[CHALLENGE]
Set down the full listing exactly, character for character.

[DATASET RECORDS]
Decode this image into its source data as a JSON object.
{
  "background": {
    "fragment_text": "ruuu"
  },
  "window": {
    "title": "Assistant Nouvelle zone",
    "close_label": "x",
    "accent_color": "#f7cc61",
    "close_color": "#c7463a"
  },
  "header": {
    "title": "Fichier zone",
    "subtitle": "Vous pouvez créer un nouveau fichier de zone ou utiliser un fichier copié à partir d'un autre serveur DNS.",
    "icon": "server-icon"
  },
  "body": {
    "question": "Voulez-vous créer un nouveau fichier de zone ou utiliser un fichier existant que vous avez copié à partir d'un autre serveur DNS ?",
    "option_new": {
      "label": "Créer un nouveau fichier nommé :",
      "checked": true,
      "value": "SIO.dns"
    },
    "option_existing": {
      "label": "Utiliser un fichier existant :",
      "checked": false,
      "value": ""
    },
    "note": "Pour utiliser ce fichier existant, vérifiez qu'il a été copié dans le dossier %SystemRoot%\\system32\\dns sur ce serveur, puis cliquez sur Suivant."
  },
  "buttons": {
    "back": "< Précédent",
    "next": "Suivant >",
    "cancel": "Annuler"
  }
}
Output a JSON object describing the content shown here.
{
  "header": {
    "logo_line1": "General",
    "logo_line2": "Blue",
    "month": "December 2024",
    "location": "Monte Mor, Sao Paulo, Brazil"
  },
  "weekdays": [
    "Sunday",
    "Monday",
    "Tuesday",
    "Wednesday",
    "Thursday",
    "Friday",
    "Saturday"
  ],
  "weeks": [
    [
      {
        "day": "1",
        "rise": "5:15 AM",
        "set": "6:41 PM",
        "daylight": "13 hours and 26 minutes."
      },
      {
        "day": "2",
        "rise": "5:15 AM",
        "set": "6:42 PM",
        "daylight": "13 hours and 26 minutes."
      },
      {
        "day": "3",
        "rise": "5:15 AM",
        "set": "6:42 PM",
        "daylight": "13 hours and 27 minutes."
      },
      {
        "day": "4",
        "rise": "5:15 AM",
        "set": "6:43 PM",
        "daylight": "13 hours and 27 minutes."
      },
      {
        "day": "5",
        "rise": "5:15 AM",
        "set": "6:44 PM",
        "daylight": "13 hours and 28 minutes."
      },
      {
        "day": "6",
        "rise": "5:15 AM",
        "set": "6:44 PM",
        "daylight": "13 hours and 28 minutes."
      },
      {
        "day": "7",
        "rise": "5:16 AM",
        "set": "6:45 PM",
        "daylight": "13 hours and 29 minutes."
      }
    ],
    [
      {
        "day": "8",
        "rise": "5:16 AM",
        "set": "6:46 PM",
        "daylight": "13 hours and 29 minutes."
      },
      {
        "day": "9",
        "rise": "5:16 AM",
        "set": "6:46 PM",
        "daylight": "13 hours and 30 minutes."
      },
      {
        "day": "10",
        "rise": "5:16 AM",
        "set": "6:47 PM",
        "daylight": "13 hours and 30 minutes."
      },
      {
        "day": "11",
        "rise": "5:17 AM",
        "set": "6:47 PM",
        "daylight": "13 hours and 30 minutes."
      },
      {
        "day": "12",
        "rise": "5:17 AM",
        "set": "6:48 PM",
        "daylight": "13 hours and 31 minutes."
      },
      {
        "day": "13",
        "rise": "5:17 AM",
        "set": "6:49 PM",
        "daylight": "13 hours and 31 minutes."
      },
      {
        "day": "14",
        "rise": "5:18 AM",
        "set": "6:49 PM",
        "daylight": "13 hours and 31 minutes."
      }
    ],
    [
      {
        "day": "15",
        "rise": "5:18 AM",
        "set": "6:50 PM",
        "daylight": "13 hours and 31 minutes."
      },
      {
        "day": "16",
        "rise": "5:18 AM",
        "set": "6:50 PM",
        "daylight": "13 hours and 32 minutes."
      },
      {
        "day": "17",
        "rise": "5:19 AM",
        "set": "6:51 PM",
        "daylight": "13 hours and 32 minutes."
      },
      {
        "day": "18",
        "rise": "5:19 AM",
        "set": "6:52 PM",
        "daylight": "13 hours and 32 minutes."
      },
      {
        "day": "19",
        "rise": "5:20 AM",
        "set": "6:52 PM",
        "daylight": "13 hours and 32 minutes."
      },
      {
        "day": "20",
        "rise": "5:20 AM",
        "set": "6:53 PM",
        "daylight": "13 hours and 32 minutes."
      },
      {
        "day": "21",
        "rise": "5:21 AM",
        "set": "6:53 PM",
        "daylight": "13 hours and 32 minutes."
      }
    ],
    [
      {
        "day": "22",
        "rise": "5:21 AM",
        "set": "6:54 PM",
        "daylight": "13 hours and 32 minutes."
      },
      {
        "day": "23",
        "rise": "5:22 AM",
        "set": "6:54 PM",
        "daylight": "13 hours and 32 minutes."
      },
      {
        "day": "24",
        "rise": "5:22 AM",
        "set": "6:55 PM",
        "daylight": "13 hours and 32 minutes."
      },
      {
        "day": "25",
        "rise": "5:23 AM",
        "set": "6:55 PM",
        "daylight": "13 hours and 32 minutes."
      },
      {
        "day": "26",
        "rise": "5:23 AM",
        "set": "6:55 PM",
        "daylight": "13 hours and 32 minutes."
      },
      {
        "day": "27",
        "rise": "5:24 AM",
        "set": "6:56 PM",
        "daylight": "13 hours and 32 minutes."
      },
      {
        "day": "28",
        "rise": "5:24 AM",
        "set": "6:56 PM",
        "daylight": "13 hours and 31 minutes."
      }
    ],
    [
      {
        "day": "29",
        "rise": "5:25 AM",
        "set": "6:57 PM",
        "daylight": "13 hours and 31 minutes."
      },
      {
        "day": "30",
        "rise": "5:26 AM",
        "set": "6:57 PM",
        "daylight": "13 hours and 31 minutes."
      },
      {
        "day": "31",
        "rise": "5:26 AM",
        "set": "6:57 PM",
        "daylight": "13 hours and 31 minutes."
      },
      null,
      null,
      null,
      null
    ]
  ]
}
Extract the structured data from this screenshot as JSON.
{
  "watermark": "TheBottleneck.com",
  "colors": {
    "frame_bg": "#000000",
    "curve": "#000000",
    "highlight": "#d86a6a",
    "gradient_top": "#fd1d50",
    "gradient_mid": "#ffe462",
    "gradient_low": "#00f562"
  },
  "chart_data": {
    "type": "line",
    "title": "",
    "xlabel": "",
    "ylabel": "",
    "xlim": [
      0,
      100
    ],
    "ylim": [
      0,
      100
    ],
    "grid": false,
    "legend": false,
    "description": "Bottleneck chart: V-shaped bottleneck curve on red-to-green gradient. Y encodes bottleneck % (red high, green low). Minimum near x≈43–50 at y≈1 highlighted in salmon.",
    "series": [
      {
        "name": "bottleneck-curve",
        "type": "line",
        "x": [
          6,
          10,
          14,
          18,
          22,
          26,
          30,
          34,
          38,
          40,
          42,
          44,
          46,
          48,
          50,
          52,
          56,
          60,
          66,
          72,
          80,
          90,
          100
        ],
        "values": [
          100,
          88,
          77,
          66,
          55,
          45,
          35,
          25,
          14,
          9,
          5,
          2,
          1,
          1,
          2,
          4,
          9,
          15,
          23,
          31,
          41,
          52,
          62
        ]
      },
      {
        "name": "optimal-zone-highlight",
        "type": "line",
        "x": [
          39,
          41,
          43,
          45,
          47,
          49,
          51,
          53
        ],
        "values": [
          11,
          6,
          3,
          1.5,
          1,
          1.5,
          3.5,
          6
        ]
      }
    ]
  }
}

[SOLUTION TO THE EXERCISE]
Decode this image into its source data as a JSON object.
{
  "background": {
    "fragment_text": "ruuu"
  },
  "window": {
    "title": "Assistant Nouvelle zone",
    "close_label": "x",
    "accent_color": "#f7cc61",
    "close_color": "#c7463a"
  },
  "header": {
    "title": "Fichier zone",
    "subtitle": "Vous pouvez créer un nouveau fichier de zone ou utiliser un fichier copié à partir d'un autre serveur DNS.",
    "icon": "server-icon"
  },
  "body": {
    "question": "Voulez-vous créer un nouveau fichier de zone ou utiliser un fichier existant que vous avez copié à partir d'un autre serveur DNS ?",
    "option_new": {
      "label": "Créer un nouveau fichier nommé :",
      "checked": true,
      "value": "SIO.dns"
    },
    "option_existing": {
      "label": "Utiliser un fichier existant :",
      "checked": false,
      "value": ""
    },
    "note": "Pour utiliser ce fichier existant, vérifiez qu'il a été copié dans le dossier %SystemRoot%\\system32\\dns sur ce serveur, puis cliquez sur Suivant."
  },
  "buttons": {
    "back": "< Précédent",
    "next": "Suivant >",
    "cancel": "Annuler"
  }
}
Output a JSON object describing the content shown here.
{
  "header": {
    "logo_line1": "General",
    "logo_line2": "Blue",
    "month": "December 2024",
    "location": "Monte Mor, Sao Paulo, Brazil"
  },
  "weekdays": [
    "Sunday",
    "Monday",
    "Tuesday",
    "Wednesday",
    "Thursday",
    "Friday",
    "Saturday"
  ],
  "weeks": [
    [
      {
        "day": "1",
        "rise": "5:15 AM",
        "set": "6:41 PM",
        "daylight": "13 hours and 26 minutes."
      },
      {
        "day": "2",
        "rise": "5:15 AM",
        "set": "6:42 PM",
        "daylight": "13 hours and 26 minutes."
      },
      {
        "day": "3",
        "rise": "5:15 AM",
        "set": "6:42 PM",
        "daylight": "13 hours and 27 minutes."
      },
      {
        "day": "4",
        "rise": "5:15 AM",
        "set": "6:43 PM",
        "daylight": "13 hours and 27 minutes."
      },
      {
        "day": "5",
        "rise": "5:15 AM",
        "set": "6:44 PM",
        "daylight": "13 hours and 28 minutes."
      },
      {
        "day": "6",
        "rise": "5:15 AM",
        "set": "6:44 PM",
        "daylight": "13 hours and 28 minutes."
      },
      {
        "day": "7",
        "rise": "5:16 AM",
        "set": "6:45 PM",
        "daylight": "13 hours and 29 minutes."
      }
    ],
    [
      {
        "day": "8",
        "rise": "5:16 AM",
        "set": "6:46 PM",
        "daylight": "13 hours and 29 minutes."
      },
      {
        "day": "9",
        "rise": "5:16 AM",
        "set": "6:46 PM",
        "daylight": "13 hours and 30 minutes."
      },
      {
        "day": "10",
        "rise": "5:16 AM",
        "set": "6:47 PM",
        "daylight": "13 hours and 30 minutes."
      },
      {
        "day": "11",
        "rise": "5:17 AM",
        "set": "6:47 PM",
        "daylight": "13 hours and 30 minutes."
      },
      {
        "day": "12",
        "rise": "5:17 AM",
        "set": "6:48 PM",
        "daylight": "13 hours and 31 minutes."
      },
      {
        "day": "13",
        "rise": "5:17 AM",
        "set": "6:49 PM",
        "daylight": "13 hours and 31 minutes."
      },
      {
        "day": "14",
        "rise": "5:18 AM",
        "set": "6:49 PM",
        "daylight": "13 hours and 31 minutes."
      }
    ],
    [
      {
        "day": "15",
        "rise": "5:18 AM",
        "set": "6:50 PM",
        "daylight": "13 hours and 31 minutes."
      },
      {
        "day": "16",
        "rise": "5:18 AM",
        "set": "6:50 PM",
        "daylight": "13 hours and 32 minutes."
      },
      {
        "day": "17",
        "rise": "5:19 AM",
        "set": "6:51 PM",
        "daylight": "13 hours and 32 minutes."
      },
      {
        "day": "18",
        "rise": "5:19 AM",
        "set": "6:52 PM",
        "daylight": "13 hours and 32 minutes."
      },
      {
        "day": "19",
        "rise": "5:20 AM",
        "set": "6:52 PM",
        "daylight": "13 hours and 32 minutes."
      },
      {
        "day": "20",
        "rise": "5:20 AM",
        "set": "6:53 PM",
        "daylight": "13 hours and 32 minutes."
      },
      {
        "day": "21",
        "rise": "5:21 AM",
        "set": "6:53 PM",
        "daylight": "13 hours and 32 minutes."
      }
    ],
    [
      {
        "day": "22",
        "rise": "5:21 AM",
        "set": "6:54 PM",
        "daylight": "13 hours and 32 minutes."
      },
      {
        "day": "23",
        "rise": "5:22 AM",
        "set": "6:54 PM",
        "daylight": "13 hours and 32 minutes."
      },
      {
        "day": "24",
        "rise": "5:22 AM",
        "set": "6:55 PM",
        "daylight": "13 hours and 32 minutes."
      },
      {
        "day": "25",
        "rise": "5:23 AM",
        "set": "6:55 PM",
        "daylight": "13 hours and 32 minutes."
      },
      {
        "day": "26",
        "rise": "5:23 AM",
        "set": "6:55 PM",
        "daylight": "13 hours and 32 minutes."
      },
      {
        "day": "27",
        "rise": "5:24 AM",
        "set": "6:56 PM",
        "daylight": "13 hours and 32 minutes."
      },
      {
        "day": "28",
        "rise": "5:24 AM",
        "set": "6:56 PM",
        "daylight": "13 hours and 31 minutes."
      }
    ],
    [
      {
        "day": "29",
        "rise": "5:25 AM",
        "set": "6:57 PM",
        "daylight": "13 hours and 31 minutes."
      },
      {
        "day": "30",
        "rise": "5:26 AM",
        "set": "6:57 PM",
        "daylight": "13 hours and 31 minutes."
      },
      {
        "day": "31",
        "rise": "5:26 AM",
        "set": "6:57 PM",
        "daylight": "13 hours and 31 minutes."
      },
      null,
      null,
      null,
      null
    ]
  ]
}
Extract the structured data from this screenshot as JSON.
{
  "watermark": "TheBottleneck.com",
  "colors": {
    "frame_bg": "#000000",
    "curve": "#000000",
    "highlight": "#d86a6a",
    "gradient_top": "#fd1d50",
    "gradient_mid": "#ffe462",
    "gradient_low": "#00f562"
  },
  "chart_data": {
    "type": "line",
    "title": "",
    "xlabel": "",
    "ylabel": "",
    "xlim": [
      0,
      100
    ],
    "ylim": [
      0,
      100
    ],
    "grid": false,
    "legend": false,
    "description": "Bottleneck chart: V-shaped bottleneck curve on red-to-green gradient. Y encodes bottleneck % (red high, green low). Minimum near x≈43–50 at y≈1 highlighted in salmon.",
    "series": [
      {
        "name": "bottleneck-curve",
        "type": "line",
        "x": [
          6,
          10,
          14,
          18,
          22,
          26,
          30,
          34,
          38,
          40,
          42,
          44,
          46,
          48,
          50,
          52,
          56,
          60,
          66,
          72,
          80,
          90,
          100
        ],
        "values": [
          100,
          88,
          77,
          66,
          55,
          45,
          35,
          25,
          14,
          9,
          5,
          2,
          1,
          1,
          2,
          4,
          9,
          15,
          23,
          31,
          41,
          52,
          62
        ]
      },
      {
        "name": "optimal-zone-highlight",
        "type": "line",
        "x": [
          39,
          41,
          43,
          45,
          47,
          49,
          51,
          53
        ],
        "values": [
          11,
          6,
          3,
          1.5,
          1,
          1.5,
          3.5,
          6
        ]
      }
    ]
  }
}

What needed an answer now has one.